Work through the data line by line, gathering every line that has the word "JSON".

- - -

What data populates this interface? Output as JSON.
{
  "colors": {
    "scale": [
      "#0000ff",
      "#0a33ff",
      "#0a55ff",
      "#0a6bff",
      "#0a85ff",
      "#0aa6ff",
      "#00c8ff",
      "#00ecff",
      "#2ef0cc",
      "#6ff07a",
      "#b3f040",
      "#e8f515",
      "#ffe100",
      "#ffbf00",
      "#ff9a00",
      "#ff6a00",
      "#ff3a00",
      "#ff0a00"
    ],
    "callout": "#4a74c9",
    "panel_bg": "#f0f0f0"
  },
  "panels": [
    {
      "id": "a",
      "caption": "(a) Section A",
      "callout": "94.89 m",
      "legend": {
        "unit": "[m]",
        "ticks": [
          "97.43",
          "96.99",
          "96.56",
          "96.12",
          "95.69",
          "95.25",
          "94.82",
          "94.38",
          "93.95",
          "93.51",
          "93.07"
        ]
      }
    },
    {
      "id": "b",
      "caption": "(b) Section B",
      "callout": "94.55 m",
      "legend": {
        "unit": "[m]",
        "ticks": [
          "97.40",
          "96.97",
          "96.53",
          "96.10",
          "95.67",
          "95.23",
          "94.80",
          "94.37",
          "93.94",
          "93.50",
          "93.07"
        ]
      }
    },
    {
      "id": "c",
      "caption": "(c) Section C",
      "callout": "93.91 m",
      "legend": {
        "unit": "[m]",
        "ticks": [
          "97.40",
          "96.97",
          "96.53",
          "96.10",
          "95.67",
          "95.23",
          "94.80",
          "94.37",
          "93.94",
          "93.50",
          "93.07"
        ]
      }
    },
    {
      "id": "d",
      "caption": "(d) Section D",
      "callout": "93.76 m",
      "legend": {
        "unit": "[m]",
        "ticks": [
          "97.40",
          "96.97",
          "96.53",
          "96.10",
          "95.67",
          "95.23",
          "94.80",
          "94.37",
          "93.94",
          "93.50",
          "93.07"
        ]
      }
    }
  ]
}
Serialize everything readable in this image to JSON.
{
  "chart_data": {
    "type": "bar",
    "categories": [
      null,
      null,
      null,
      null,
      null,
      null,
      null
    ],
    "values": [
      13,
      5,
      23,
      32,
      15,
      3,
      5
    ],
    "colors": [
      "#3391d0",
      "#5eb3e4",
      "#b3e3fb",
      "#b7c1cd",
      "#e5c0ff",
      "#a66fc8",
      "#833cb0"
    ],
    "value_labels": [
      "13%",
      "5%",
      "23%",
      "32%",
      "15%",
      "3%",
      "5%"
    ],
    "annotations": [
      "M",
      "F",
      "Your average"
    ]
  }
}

- - -

→ WRITTEN SOLUTION
What data populates this interface? Output as JSON.
Serialize everything readable in this image to JSON.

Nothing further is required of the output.